▶ _STATED TASK_: Set down each record exactly as written.

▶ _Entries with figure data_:
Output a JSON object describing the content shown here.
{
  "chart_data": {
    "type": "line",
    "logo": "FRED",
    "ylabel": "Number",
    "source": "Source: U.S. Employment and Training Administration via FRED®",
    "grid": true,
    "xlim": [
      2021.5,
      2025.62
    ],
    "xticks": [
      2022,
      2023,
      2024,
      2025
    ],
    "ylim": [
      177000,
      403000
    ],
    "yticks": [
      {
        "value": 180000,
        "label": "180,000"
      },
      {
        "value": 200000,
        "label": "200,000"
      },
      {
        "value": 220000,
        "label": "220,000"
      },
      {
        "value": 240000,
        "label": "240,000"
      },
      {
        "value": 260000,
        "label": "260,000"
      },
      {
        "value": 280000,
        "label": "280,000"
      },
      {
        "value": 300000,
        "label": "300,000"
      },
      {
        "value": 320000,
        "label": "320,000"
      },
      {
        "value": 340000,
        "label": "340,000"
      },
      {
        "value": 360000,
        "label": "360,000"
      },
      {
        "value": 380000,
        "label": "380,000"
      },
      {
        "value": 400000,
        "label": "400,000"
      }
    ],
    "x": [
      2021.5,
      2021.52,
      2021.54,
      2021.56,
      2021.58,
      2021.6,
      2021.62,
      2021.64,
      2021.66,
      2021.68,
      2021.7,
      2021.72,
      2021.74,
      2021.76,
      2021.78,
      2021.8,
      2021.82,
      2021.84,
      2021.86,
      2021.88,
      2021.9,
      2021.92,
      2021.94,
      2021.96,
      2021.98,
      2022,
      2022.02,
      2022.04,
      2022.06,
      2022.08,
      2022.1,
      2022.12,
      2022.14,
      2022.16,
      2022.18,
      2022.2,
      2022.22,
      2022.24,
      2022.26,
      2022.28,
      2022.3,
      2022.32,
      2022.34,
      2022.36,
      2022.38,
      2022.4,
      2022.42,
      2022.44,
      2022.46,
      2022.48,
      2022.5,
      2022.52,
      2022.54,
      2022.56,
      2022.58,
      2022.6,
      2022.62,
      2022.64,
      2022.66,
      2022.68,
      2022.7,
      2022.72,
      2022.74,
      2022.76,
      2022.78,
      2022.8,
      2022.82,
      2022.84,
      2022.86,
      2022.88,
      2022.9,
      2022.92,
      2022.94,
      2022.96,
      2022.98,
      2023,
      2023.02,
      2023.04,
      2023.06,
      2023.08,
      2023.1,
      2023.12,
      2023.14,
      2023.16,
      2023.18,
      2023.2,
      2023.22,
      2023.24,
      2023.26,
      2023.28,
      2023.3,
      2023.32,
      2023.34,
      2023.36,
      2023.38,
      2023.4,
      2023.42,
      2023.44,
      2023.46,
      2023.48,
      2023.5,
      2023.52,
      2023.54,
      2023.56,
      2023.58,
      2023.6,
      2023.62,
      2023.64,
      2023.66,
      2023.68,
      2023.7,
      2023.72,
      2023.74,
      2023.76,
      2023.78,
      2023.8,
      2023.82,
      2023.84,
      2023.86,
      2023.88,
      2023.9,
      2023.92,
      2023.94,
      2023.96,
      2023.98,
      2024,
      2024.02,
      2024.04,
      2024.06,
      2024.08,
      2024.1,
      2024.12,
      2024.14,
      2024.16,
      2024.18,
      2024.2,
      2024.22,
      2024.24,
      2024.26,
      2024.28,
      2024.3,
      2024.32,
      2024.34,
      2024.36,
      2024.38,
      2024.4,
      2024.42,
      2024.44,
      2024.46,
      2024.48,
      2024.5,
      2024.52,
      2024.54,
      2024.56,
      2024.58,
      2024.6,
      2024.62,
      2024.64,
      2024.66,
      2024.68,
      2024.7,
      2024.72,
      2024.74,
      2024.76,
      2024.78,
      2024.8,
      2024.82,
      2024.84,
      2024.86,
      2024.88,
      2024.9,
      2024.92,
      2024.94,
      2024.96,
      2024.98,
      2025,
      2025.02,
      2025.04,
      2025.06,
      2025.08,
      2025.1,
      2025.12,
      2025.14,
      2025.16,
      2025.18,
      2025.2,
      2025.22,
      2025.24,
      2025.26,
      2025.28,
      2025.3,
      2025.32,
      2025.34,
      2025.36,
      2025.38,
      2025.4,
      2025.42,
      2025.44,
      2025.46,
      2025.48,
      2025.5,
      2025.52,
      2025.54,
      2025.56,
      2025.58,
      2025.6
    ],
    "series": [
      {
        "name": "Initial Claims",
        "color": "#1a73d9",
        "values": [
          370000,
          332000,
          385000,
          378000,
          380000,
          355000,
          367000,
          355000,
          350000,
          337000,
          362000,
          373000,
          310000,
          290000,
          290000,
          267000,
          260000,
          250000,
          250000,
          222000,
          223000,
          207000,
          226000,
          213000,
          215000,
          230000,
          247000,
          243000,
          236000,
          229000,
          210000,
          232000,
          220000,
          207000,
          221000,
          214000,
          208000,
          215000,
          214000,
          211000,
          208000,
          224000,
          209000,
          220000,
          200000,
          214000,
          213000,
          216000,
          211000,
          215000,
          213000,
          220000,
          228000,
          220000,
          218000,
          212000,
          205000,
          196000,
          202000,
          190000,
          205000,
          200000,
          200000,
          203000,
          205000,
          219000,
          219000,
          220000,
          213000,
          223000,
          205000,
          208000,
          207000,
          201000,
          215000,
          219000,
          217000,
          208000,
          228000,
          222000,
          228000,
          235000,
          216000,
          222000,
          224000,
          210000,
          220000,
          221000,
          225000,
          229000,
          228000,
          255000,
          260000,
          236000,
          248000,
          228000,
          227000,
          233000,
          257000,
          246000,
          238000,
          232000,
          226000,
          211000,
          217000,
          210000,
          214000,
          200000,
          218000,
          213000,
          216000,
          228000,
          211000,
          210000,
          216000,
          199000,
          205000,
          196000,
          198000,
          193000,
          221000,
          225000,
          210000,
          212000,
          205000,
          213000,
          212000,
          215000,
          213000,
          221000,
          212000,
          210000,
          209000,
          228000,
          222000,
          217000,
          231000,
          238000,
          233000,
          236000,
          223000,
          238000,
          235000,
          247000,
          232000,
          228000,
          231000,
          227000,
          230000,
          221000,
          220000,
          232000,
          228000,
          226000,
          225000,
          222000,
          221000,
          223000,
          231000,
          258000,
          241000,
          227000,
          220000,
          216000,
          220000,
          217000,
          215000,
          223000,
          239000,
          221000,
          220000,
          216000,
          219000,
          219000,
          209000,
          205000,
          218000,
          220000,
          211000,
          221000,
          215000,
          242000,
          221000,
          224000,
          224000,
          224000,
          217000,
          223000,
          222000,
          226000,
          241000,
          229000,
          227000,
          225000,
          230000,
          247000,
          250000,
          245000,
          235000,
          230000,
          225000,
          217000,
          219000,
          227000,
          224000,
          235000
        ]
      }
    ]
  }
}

▶ _RESPONSE TO THE EXERCISE_:
Output a JSON object describing the content shown here.
{
  "chart_data": {
    "type": "line",
    "logo": "FRED",
    "ylabel": "Number",
    "source": "Source: U.S. Employment and Training Administration via FRED®",
    "grid": true,
    "xlim": [
      2021.5,
      2025.62
    ],
    "xticks": [
      2022,
      2023,
      2024,
      2025
    ],
    "ylim": [
      177000,
      403000
    ],
    "yticks": [
      {
        "value": 180000,
        "label": "180,000"
      },
      {
        "value": 200000,
        "label": "200,000"
      },
      {
        "value": 220000,
        "label": "220,000"
      },
      {
        "value": 240000,
        "label": "240,000"
      },
      {
        "value": 260000,
        "label": "260,000"
      },
      {
        "value": 280000,
        "label": "280,000"
      },
      {
        "value": 300000,
        "label": "300,000"
      },
      {
        "value": 320000,
        "label": "320,000"
      },
      {
        "value": 340000,
        "label": "340,000"
      },
      {
        "value": 360000,
        "label": "360,000"
      },
      {
        "value": 380000,
        "label": "380,000"
      },
      {
        "value": 400000,
        "label": "400,000"
      }
    ],
    "x": [
      2021.5,
      2021.52,
      2021.54,
      2021.56,
      2021.58,
      2021.6,
      2021.62,
      2021.64,
      2021.66,
      2021.68,
      2021.7,
      2021.72,
      2021.74,
      2021.76,
      2021.78,
      2021.8,
      2021.82,
      2021.84,
      2021.86,
      2021.88,
      2021.9,
      2021.92,
      2021.94,
      2021.96,
      2021.98,
      2022,
      2022.02,
      2022.04,
      2022.06,
      2022.08,
      2022.1,
      2022.12,
      2022.14,
      2022.16,
      2022.18,
      2022.2,
      2022.22,
      2022.24,
      2022.26,
      2022.28,
      2022.3,
      2022.32,
      2022.34,
      2022.36,
      2022.38,
      2022.4,
      2022.42,
      2022.44,
      2022.46,
      2022.48,
      2022.5,
      2022.52,
      2022.54,
      2022.56,
      2022.58,
      2022.6,
      2022.62,
      2022.64,
      2022.66,
      2022.68,
      2022.7,
      2022.72,
      2022.74,
      2022.76,
      2022.78,
      2022.8,
      2022.82,
      2022.84,
      2022.86,
      2022.88,
      2022.9,
      2022.92,
      2022.94,
      2022.96,
      2022.98,
      2023,
      2023.02,
      2023.04,
      2023.06,
      2023.08,
      2023.1,
      2023.12,
      2023.14,
      2023.16,
      2023.18,
      2023.2,
      2023.22,
      2023.24,
      2023.26,
      2023.28,
      2023.3,
      2023.32,
      2023.34,
      2023.36,
      2023.38,
      2023.4,
      2023.42,
      2023.44,
      2023.46,
      2023.48,
      2023.5,
      2023.52,
      2023.54,
      2023.56,
      2023.58,
      2023.6,
      2023.62,
      2023.64,
      2023.66,
      2023.68,
      2023.7,
      2023.72,
      2023.74,
      2023.76,
      2023.78,
      2023.8,
      2023.82,
      2023.84,
      2023.86,
      2023.88,
      2023.9,
      2023.92,
      2023.94,
      2023.96,
      2023.98,
      2024,
      2024.02,
      2024.04,
      2024.06,
      2024.08,
      2024.1,
      2024.12,
      2024.14,
      2024.16,
      2024.18,
      2024.2,
      2024.22,
      2024.24,
      2024.26,
      2024.28,
      2024.3,
      2024.32,
      2024.34,
      2024.36,
      2024.38,
      2024.4,
      2024.42,
      2024.44,
      2024.46,
      2024.48,
      2024.5,
      2024.52,
      2024.54,
      2024.56,
      2024.58,
      2024.6,
      2024.62,
      2024.64,
      2024.66,
      2024.68,
      2024.7,
      2024.72,
      2024.74,
      2024.76,
      2024.78,
      2024.8,
      2024.82,
      2024.84,
      2024.86,
      2024.88,
      2024.9,
      2024.92,
      2024.94,
      2024.96,
      2024.98,
      2025,
      2025.02,
      2025.04,
      2025.06,
      2025.08,
      2025.1,
      2025.12,
      2025.14,
      2025.16,
      2025.18,
      2025.2,
      2025.22,
      2025.24,
      2025.26,
      2025.28,
      2025.3,
      2025.32,
      2025.34,
      2025.36,
      2025.38,
      2025.4,
      2025.42,
      2025.44,
      2025.46,
      2025.48,
      2025.5,
      2025.52,
      2025.54,
      2025.56,
      2025.58,
      2025.6
    ],
    "series": [
      {
        "name": "Initial Claims",
        "color": "#1a73d9",
        "values": [
          370000,
          332000,
          385000,
          378000,
          380000,
          355000,
          367000,
          355000,
          350000,
          337000,
          362000,
          373000,
          310000,
          290000,
          290000,
          267000,
          260000,
          250000,
          250000,
          222000,
          223000,
          207000,
          226000,
          213000,
          215000,
          230000,
          247000,
          243000,
          236000,
          229000,
          210000,
          232000,
          220000,
          207000,
          221000,
          214000,
          208000,
          215000,
          214000,
          211000,
          208000,
          224000,
          209000,
          220000,
          200000,
          214000,
          213000,
          216000,
          211000,
          215000,
          213000,
          220000,
          228000,
          220000,
          218000,
          212000,
          205000,
          196000,
          202000,
          190000,
          205000,
          200000,
          200000,
          203000,
          205000,
          219000,
          219000,
          220000,
          213000,
          223000,
          205000,
          208000,
          207000,
          201000,
          215000,
          219000,
          217000,
          208000,
          228000,
          222000,
          228000,
          235000,
          216000,
          222000,
          224000,
          210000,
          220000,
          221000,
          225000,
          229000,
          228000,
          255000,
          260000,
          236000,
          248000,
          228000,
          227000,
          233000,
          257000,
          246000,
          238000,
          232000,
          226000,
          211000,
          217000,
          210000,
          214000,
          200000,
          218000,
          213000,
          216000,
          228000,
          211000,
          210000,
          216000,
          199000,
          205000,
          196000,
          198000,
          193000,
          221000,
          225000,
          210000,
          212000,
          205000,
          213000,
          212000,
          215000,
          213000,
          221000,
          212000,
          210000,
          209000,
          228000,
          222000,
          217000,
          231000,
          238000,
          233000,
          236000,
          223000,
          238000,
          235000,
          247000,
          232000,
          228000,
          231000,
          227000,
          230000,
          221000,
          220000,
          232000,
          228000,
          226000,
          225000,
          222000,
          221000,
          223000,
          231000,
          258000,
          241000,
          227000,
          220000,
          216000,
          220000,
          217000,
          215000,
          223000,
          239000,
          221000,
          220000,
          216000,
          219000,
          219000,
          209000,
          205000,
          218000,
          220000,
          211000,
          221000,
          215000,
          242000,
          221000,
          224000,
          224000,
          224000,
          217000,
          223000,
          222000,
          226000,
          241000,
          229000,
          227000,
          225000,
          230000,
          247000,
          250000,
          245000,
          235000,
          230000,
          225000,
          217000,
          219000,
          227000,
          224000,
          235000
        ]
      }
    ]
  }
}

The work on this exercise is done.